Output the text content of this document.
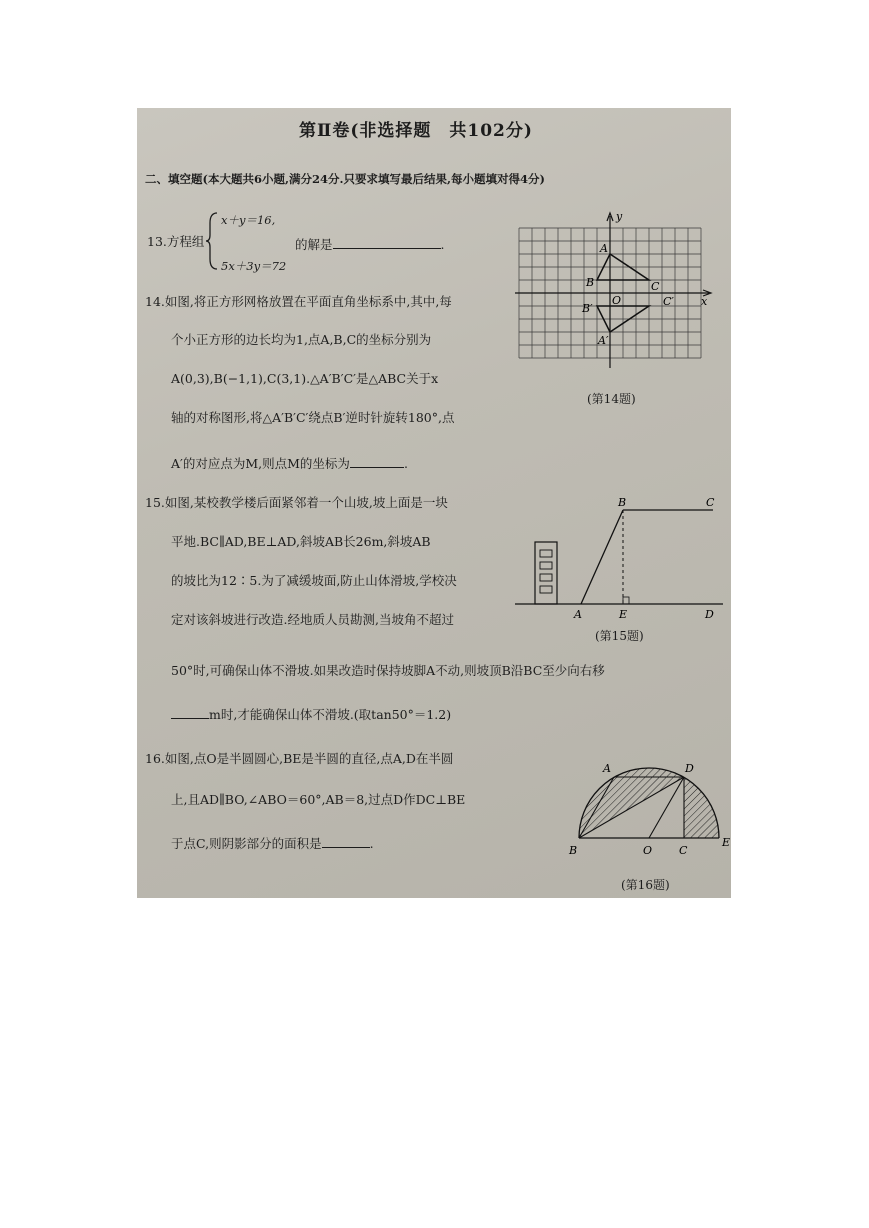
第Ⅱ卷(非选择题　共102分)
二、填空题(本大题共6小题,满分24分.只要求填写最后结果,每小题填对得4分)
13.方程组
x＋y＝16,
5x＋3y＝72
的解是	.
14.如图,将正方形网格放置在平面直角坐标系中,其中,每
个小正方形的边长均为1,点A,B,C的坐标分别为
A(0,3),B(−1,1),C(3,1).△A′B′C′是△ABC关于x
轴的对称图形,将△A′B′C′绕点B′逆时针旋转180°,点
A′的对应点为M,则点M的坐标为	.
y
x
A
B	C
O	C′
B′
A′
(第14题)
15.如图,某校教学楼后面紧邻着一个山坡,坡上面是一块
平地.BC∥AD,BE⊥AD,斜坡AB长26m,斜坡AB
的坡比为12∶5.为了减缓坡面,防止山体滑坡,学校决
定对该斜坡进行改造.经地质人员勘测,当坡角不超过
50°时,可确保山体不滑坡.如果改造时保持坡脚A不动,则坡顶B沿BC至少向右移
m时,才能确保山体不滑坡.(取tan50°＝1.2)
A
B	C
D
E
(第15题)
16.如图,点O是半圆圆心,BE是半圆的直径,点A,D在半圆
上,且AD∥BO,∠ABO＝60°,AB＝8,过点D作DC⊥BE
于点C,则阴影部分的面积是	.
A
B	C
D
E
O
(第16题)
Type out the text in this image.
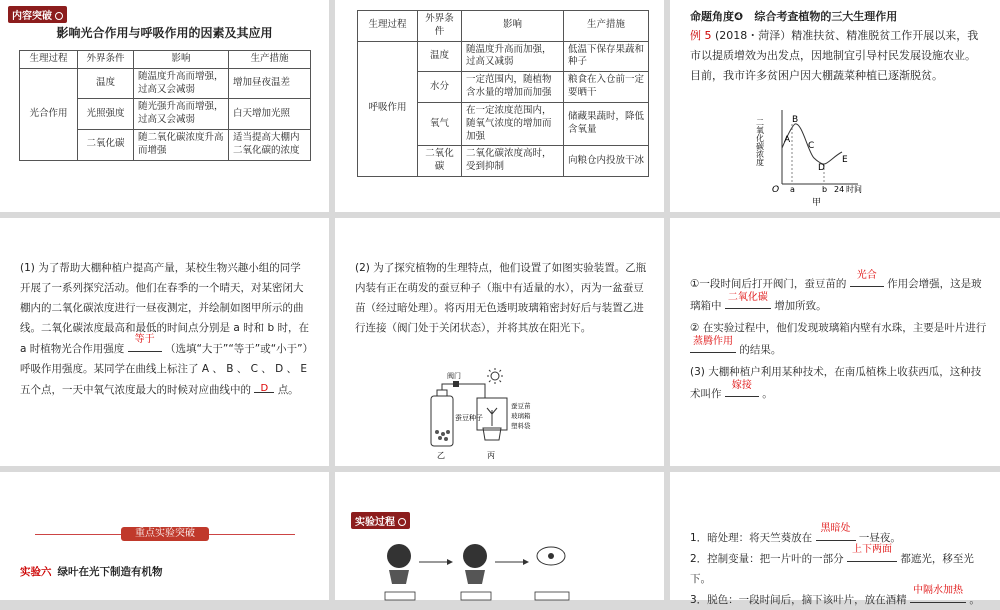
内容突破
影响光合作用与呼吸作用的因素及其应用
生理过程	外界条件	影响	生产措施
光合作用	温度	随温度升高而增强，过高又会减弱	增加昼夜温差
	光照强度	随光强升高而增强，过高又会减弱	白天增加光照
	二氧化碳	随二氧化碳浓度升高而增强	适当提高大棚内二氧化碳的浓度
生理过程	外界条件	影响	生产措施
呼吸作用	温度	随温度升高而加强，过高又减弱	低温下保存果蔬和种子
	水分	一定范围内，随植物含水量的增加而加强	粮食在入仓前一定要晒干
	氧气	在一定浓度范围内，随氧气浓度的增加而加强	储藏果蔬时，降低含氧量
	二氧化碳	二氧化碳浓度高时，受到抑制	向粮仓内投放干冰
命题角度❹　综合考查植物的三大生理作用
例 5 (2018・菏泽）精准扶贫、精准脱贫工作开展以来，我市以提质增效为出发点，因地制宜引导村民发展设施农业。目前，我市许多贫困户因大棚蔬菜种植已逐渐脱贫。
二氧化碳浓度 A
B
C
D
E
O a	b 24 时间
甲
(1) 为了帮助大棚种植户提高产量，某校生物兴趣小组的同学开展了一系列探究活动。他们在春季的一个晴天，对某密闭大棚内的二氧化碳浓度进行一昼夜测定，并绘制如图甲所示的曲线。二氧化碳浓度最高和最低的时间点分别是 a 时和 b 时，在 a 时植物光合作用强度
等于
（选填“大于”“等于”或“小于”）呼吸作用强度。某同学在曲线上标注了 A 、 B 、 C 、 D 、 E 五个点，一天中氧气浓度最大的时候对应曲线中的 D 点。
(2) 为了探究植物的生理特点，他们设置了如图实验装置。乙瓶内装有正在萌发的蚕豆种子（瓶中有适量的水），丙为一盆蚕豆苗（经过暗处理）。将丙用无色透明玻璃箱密封好后与装置乙进行连接（阀门处于关闭状态），并将其放在阳光下。
阀门
蚕豆种子
乙	丙
蚕豆苗
玻璃箱
塑料袋
①一段时间后打开阀门，蚕豆苗的
光合
作用会增强，这是玻璃箱中
二氧化碳
增加所致。
② 在实验过程中，他们发现玻璃箱内壁有水珠，主要是叶片进行
蒸腾作用
的结果。
(3) 大棚种植户利用某种技术，在南瓜植株上收获西瓜，这种技术叫作
嫁接
。
重点实验突破
实验六 绿叶在光下制造有机物
实验过程
1．暗处理：将天竺葵放在
黑暗处
一昼夜。
2．控制变量：把一片叶的一部分
上下两面
都遮光，移至光下。
3．脱色：一段时间后，摘下该叶片，放在酒精
中隔水加热
。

· · ·

> The exercise
Every record above should be written out again exactly; the pictures stay out of the copy.

> Reply to the exercise
Output the text content of this document.
第Ⅱ卷(非选择题　共102分)
二、填空题(本大题共6小题,满分24分.只要求填写最后结果,每小题填对得4分)
13.方程组
x＋y＝16,
5x＋3y＝72
的解是	.
14.如图,将正方形网格放置在平面直角坐标系中,其中,每
个小正方形的边长均为1,点A,B,C的坐标分别为
A(0,3),B(−1,1),C(3,1).△A′B′C′是△ABC关于x
轴的对称图形,将△A′B′C′绕点B′逆时针旋转180°,点
A′的对应点为M,则点M的坐标为	.
y
x
A
B	C
O	C′
B′
A′
(第14题)
15.如图,某校教学楼后面紧邻着一个山坡,坡上面是一块
平地.BC∥AD,BE⊥AD,斜坡AB长26m,斜坡AB
的坡比为12∶5.为了减缓坡面,防止山体滑坡,学校决
定对该斜坡进行改造.经地质人员勘测,当坡角不超过
50°时,可确保山体不滑坡.如果改造时保持坡脚A不动,则坡顶B沿BC至少向右移
m时,才能确保山体不滑坡.(取tan50°＝1.2)
A
B	C
D
E
(第15题)
16.如图,点O是半圆圆心,BE是半圆的直径,点A,D在半圆
上,且AD∥BO,∠ABO＝60°,AB＝8,过点D作DC⊥BE
于点C,则阴影部分的面积是	.
A
B	C
D
E
O
(第16题)
Type out the text in this image.
内容突破
影响光合作用与呼吸作用的因素及其应用
生理过程	外界条件	影响	生产措施
光合作用	温度	随温度升高而增强，过高又会减弱	增加昼夜温差
	光照强度	随光强升高而增强，过高又会减弱	白天增加光照
	二氧化碳	随二氧化碳浓度升高而增强	适当提高大棚内二氧化碳的浓度
生理过程	外界条件	影响	生产措施
呼吸作用	温度	随温度升高而加强，过高又减弱	低温下保存果蔬和种子
	水分	一定范围内，随植物含水量的增加而加强	粮食在入仓前一定要晒干
	氧气	在一定浓度范围内，随氧气浓度的增加而加强	储藏果蔬时，降低含氧量
	二氧化碳	二氧化碳浓度高时，受到抑制	向粮仓内投放干冰
命题角度❹　综合考查植物的三大生理作用
例 5 (2018・菏泽）精准扶贫、精准脱贫工作开展以来，我市以提质增效为出发点，因地制宜引导村民发展设施农业。目前，我市许多贫困户因大棚蔬菜种植已逐渐脱贫。
二氧化碳浓度 A
B
C
D
E
O a	b 24 时间
甲
(1) 为了帮助大棚种植户提高产量，某校生物兴趣小组的同学开展了一系列探究活动。他们在春季的一个晴天，对某密闭大棚内的二氧化碳浓度进行一昼夜测定，并绘制如图甲所示的曲线。二氧化碳浓度最高和最低的时间点分别是 a 时和 b 时，在 a 时植物光合作用强度
等于
（选填“大于”“等于”或“小于”）呼吸作用强度。某同学在曲线上标注了 A 、 B 、 C 、 D 、 E 五个点，一天中氧气浓度最大的时候对应曲线中的 D 点。
(2) 为了探究植物的生理特点，他们设置了如图实验装置。乙瓶内装有正在萌发的蚕豆种子（瓶中有适量的水），丙为一盆蚕豆苗（经过暗处理）。将丙用无色透明玻璃箱密封好后与装置乙进行连接（阀门处于关闭状态），并将其放在阳光下。
阀门
蚕豆种子
乙	丙
蚕豆苗
玻璃箱
塑料袋
①一段时间后打开阀门，蚕豆苗的
光合
作用会增强，这是玻璃箱中
二氧化碳
增加所致。
② 在实验过程中，他们发现玻璃箱内壁有水珠，主要是叶片进行
蒸腾作用
的结果。
(3) 大棚种植户利用某种技术，在南瓜植株上收获西瓜，这种技术叫作
嫁接
。
重点实验突破
实验六 绿叶在光下制造有机物
实验过程
1．暗处理：将天竺葵放在
黑暗处
一昼夜。
2．控制变量：把一片叶的一部分
上下两面
都遮光，移至光下。
3．脱色：一段时间后，摘下该叶片，放在酒精
中隔水加热
。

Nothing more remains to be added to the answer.